WHAT IS EXPECTED: Retype each line exactly. Skip images.

──────────────────────────────

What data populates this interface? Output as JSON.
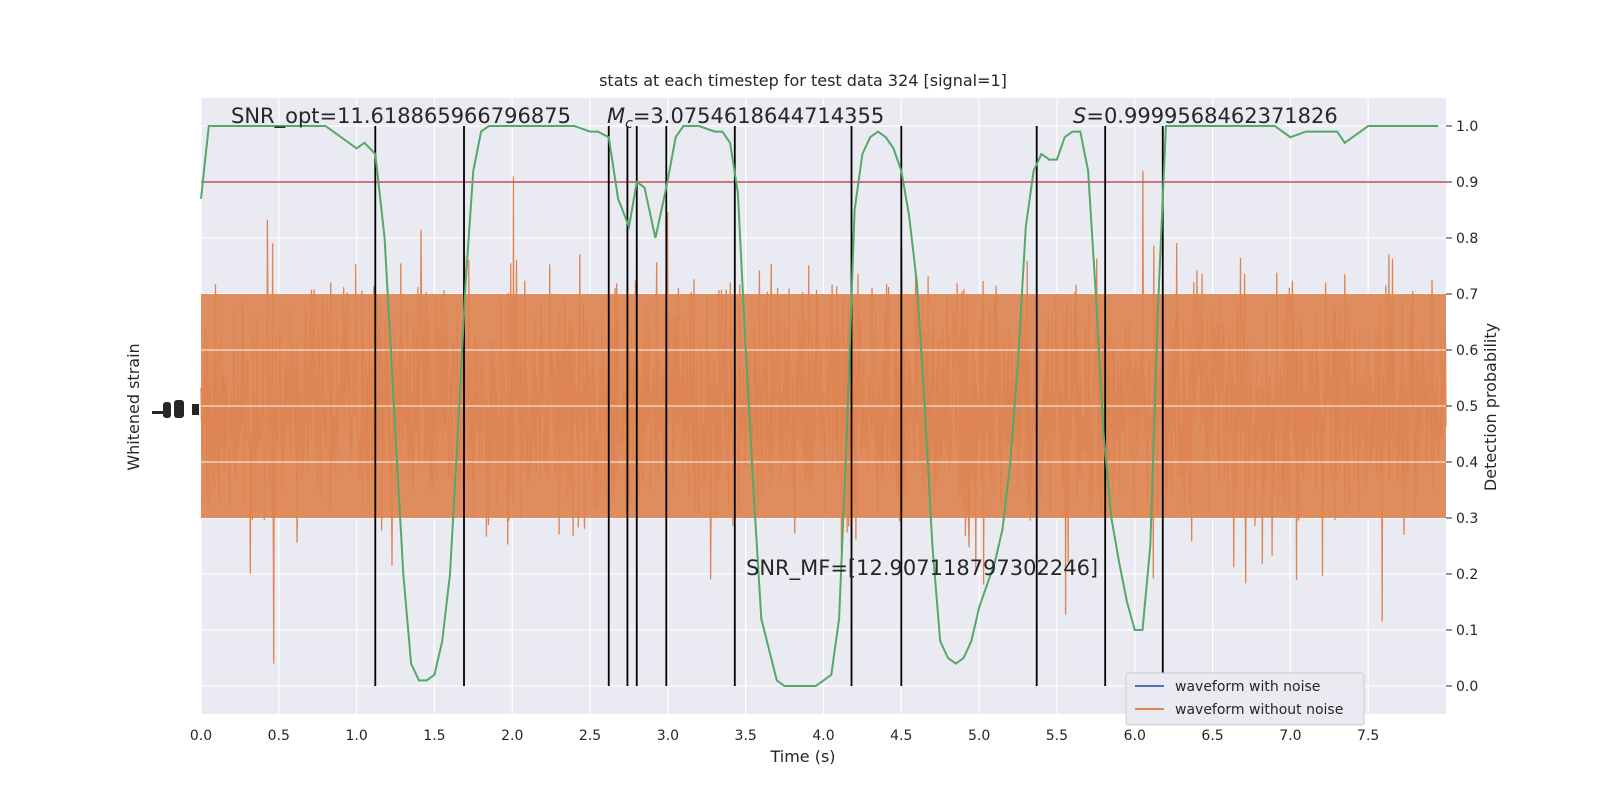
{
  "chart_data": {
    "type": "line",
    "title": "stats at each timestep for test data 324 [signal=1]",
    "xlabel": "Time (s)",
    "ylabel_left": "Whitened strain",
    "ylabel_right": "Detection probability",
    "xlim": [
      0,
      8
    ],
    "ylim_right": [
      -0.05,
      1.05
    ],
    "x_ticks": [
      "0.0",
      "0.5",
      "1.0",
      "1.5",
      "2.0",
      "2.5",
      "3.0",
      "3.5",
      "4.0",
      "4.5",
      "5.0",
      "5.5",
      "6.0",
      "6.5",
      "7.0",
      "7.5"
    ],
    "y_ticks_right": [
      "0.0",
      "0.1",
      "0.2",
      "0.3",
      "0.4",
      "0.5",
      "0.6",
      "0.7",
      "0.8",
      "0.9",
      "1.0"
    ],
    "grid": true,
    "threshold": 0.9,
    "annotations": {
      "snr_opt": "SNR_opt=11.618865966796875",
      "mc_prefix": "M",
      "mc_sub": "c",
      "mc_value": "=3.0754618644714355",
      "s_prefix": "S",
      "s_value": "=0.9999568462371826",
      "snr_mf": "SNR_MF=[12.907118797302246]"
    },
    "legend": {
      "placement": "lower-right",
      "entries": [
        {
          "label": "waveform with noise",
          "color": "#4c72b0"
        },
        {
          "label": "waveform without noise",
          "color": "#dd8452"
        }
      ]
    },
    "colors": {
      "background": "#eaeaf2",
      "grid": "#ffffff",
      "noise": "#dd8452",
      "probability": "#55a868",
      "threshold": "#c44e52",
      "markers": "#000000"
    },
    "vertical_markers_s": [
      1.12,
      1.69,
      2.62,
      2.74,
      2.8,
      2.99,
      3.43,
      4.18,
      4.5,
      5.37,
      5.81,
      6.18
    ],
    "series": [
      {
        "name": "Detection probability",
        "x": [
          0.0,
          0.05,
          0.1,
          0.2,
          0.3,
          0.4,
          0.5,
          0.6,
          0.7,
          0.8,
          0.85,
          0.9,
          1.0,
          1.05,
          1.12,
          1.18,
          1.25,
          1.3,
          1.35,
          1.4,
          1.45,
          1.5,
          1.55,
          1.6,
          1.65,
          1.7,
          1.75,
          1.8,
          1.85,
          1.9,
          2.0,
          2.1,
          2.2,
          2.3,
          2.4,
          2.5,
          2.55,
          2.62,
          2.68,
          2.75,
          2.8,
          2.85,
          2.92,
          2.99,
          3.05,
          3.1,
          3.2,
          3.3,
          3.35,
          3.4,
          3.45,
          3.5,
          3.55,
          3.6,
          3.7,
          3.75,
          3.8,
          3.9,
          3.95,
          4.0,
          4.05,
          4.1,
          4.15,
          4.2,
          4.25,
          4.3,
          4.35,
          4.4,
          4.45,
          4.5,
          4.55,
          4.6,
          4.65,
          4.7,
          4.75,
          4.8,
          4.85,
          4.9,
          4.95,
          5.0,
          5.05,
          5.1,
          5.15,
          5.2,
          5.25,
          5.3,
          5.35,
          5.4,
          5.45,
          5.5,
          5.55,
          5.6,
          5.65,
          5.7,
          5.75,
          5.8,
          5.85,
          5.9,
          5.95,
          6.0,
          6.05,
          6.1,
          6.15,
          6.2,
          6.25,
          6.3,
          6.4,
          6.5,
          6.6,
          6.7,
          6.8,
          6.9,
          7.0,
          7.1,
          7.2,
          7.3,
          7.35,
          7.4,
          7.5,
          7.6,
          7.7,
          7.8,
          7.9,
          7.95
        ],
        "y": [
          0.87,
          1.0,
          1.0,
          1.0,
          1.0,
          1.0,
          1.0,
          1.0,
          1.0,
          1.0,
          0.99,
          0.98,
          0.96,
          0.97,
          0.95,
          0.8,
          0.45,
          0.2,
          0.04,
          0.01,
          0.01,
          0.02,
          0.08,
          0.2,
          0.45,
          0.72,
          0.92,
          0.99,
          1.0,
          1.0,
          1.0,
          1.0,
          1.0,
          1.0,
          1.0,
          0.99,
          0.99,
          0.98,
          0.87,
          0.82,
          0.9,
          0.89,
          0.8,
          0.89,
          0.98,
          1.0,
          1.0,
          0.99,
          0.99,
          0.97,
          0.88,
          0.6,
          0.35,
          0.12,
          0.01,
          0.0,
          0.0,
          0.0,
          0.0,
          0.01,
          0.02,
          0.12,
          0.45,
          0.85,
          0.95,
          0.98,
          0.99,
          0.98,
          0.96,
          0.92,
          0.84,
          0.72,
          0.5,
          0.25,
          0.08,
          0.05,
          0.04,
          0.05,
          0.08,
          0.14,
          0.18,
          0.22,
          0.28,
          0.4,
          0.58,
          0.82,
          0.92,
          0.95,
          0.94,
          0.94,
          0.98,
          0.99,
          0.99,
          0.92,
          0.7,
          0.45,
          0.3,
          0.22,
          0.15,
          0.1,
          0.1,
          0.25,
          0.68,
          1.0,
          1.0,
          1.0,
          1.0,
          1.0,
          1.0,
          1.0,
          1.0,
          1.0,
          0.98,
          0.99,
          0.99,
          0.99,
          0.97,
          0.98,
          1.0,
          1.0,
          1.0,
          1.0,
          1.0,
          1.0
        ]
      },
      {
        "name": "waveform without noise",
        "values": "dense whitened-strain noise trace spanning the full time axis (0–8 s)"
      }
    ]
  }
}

──────────────────────────────

PROBLEM SOLUTION:
What data populates this interface? Output as JSON.
{
  "chart_data": {
    "type": "line",
    "title": "stats at each timestep for test data 324 [signal=1]",
    "xlabel": "Time (s)",
    "ylabel_left": "Whitened strain",
    "ylabel_right": "Detection probability",
    "xlim": [
      0,
      8
    ],
    "ylim_right": [
      -0.05,
      1.05
    ],
    "x_ticks": [
      "0.0",
      "0.5",
      "1.0",
      "1.5",
      "2.0",
      "2.5",
      "3.0",
      "3.5",
      "4.0",
      "4.5",
      "5.0",
      "5.5",
      "6.0",
      "6.5",
      "7.0",
      "7.5"
    ],
    "y_ticks_right": [
      "0.0",
      "0.1",
      "0.2",
      "0.3",
      "0.4",
      "0.5",
      "0.6",
      "0.7",
      "0.8",
      "0.9",
      "1.0"
    ],
    "grid": true,
    "threshold": 0.9,
    "annotations": {
      "snr_opt": "SNR_opt=11.618865966796875",
      "mc_prefix": "M",
      "mc_sub": "c",
      "mc_value": "=3.0754618644714355",
      "s_prefix": "S",
      "s_value": "=0.9999568462371826",
      "snr_mf": "SNR_MF=[12.907118797302246]"
    },
    "legend": {
      "placement": "lower-right",
      "entries": [
        {
          "label": "waveform with noise",
          "color": "#4c72b0"
        },
        {
          "label": "waveform without noise",
          "color": "#dd8452"
        }
      ]
    },
    "colors": {
      "background": "#eaeaf2",
      "grid": "#ffffff",
      "noise": "#dd8452",
      "probability": "#55a868",
      "threshold": "#c44e52",
      "markers": "#000000"
    },
    "vertical_markers_s": [
      1.12,
      1.69,
      2.62,
      2.74,
      2.8,
      2.99,
      3.43,
      4.18,
      4.5,
      5.37,
      5.81,
      6.18
    ],
    "series": [
      {
        "name": "Detection probability",
        "x": [
          0.0,
          0.05,
          0.1,
          0.2,
          0.3,
          0.4,
          0.5,
          0.6,
          0.7,
          0.8,
          0.85,
          0.9,
          1.0,
          1.05,
          1.12,
          1.18,
          1.25,
          1.3,
          1.35,
          1.4,
          1.45,
          1.5,
          1.55,
          1.6,
          1.65,
          1.7,
          1.75,
          1.8,
          1.85,
          1.9,
          2.0,
          2.1,
          2.2,
          2.3,
          2.4,
          2.5,
          2.55,
          2.62,
          2.68,
          2.75,
          2.8,
          2.85,
          2.92,
          2.99,
          3.05,
          3.1,
          3.2,
          3.3,
          3.35,
          3.4,
          3.45,
          3.5,
          3.55,
          3.6,
          3.7,
          3.75,
          3.8,
          3.9,
          3.95,
          4.0,
          4.05,
          4.1,
          4.15,
          4.2,
          4.25,
          4.3,
          4.35,
          4.4,
          4.45,
          4.5,
          4.55,
          4.6,
          4.65,
          4.7,
          4.75,
          4.8,
          4.85,
          4.9,
          4.95,
          5.0,
          5.05,
          5.1,
          5.15,
          5.2,
          5.25,
          5.3,
          5.35,
          5.4,
          5.45,
          5.5,
          5.55,
          5.6,
          5.65,
          5.7,
          5.75,
          5.8,
          5.85,
          5.9,
          5.95,
          6.0,
          6.05,
          6.1,
          6.15,
          6.2,
          6.25,
          6.3,
          6.4,
          6.5,
          6.6,
          6.7,
          6.8,
          6.9,
          7.0,
          7.1,
          7.2,
          7.3,
          7.35,
          7.4,
          7.5,
          7.6,
          7.7,
          7.8,
          7.9,
          7.95
        ],
        "y": [
          0.87,
          1.0,
          1.0,
          1.0,
          1.0,
          1.0,
          1.0,
          1.0,
          1.0,
          1.0,
          0.99,
          0.98,
          0.96,
          0.97,
          0.95,
          0.8,
          0.45,
          0.2,
          0.04,
          0.01,
          0.01,
          0.02,
          0.08,
          0.2,
          0.45,
          0.72,
          0.92,
          0.99,
          1.0,
          1.0,
          1.0,
          1.0,
          1.0,
          1.0,
          1.0,
          0.99,
          0.99,
          0.98,
          0.87,
          0.82,
          0.9,
          0.89,
          0.8,
          0.89,
          0.98,
          1.0,
          1.0,
          0.99,
          0.99,
          0.97,
          0.88,
          0.6,
          0.35,
          0.12,
          0.01,
          0.0,
          0.0,
          0.0,
          0.0,
          0.01,
          0.02,
          0.12,
          0.45,
          0.85,
          0.95,
          0.98,
          0.99,
          0.98,
          0.96,
          0.92,
          0.84,
          0.72,
          0.5,
          0.25,
          0.08,
          0.05,
          0.04,
          0.05,
          0.08,
          0.14,
          0.18,
          0.22,
          0.28,
          0.4,
          0.58,
          0.82,
          0.92,
          0.95,
          0.94,
          0.94,
          0.98,
          0.99,
          0.99,
          0.92,
          0.7,
          0.45,
          0.3,
          0.22,
          0.15,
          0.1,
          0.1,
          0.25,
          0.68,
          1.0,
          1.0,
          1.0,
          1.0,
          1.0,
          1.0,
          1.0,
          1.0,
          1.0,
          0.98,
          0.99,
          0.99,
          0.99,
          0.97,
          0.98,
          1.0,
          1.0,
          1.0,
          1.0,
          1.0,
          1.0
        ]
      },
      {
        "name": "waveform without noise",
        "values": "dense whitened-strain noise trace spanning the full time axis (0–8 s)"
      }
    ]
  }
}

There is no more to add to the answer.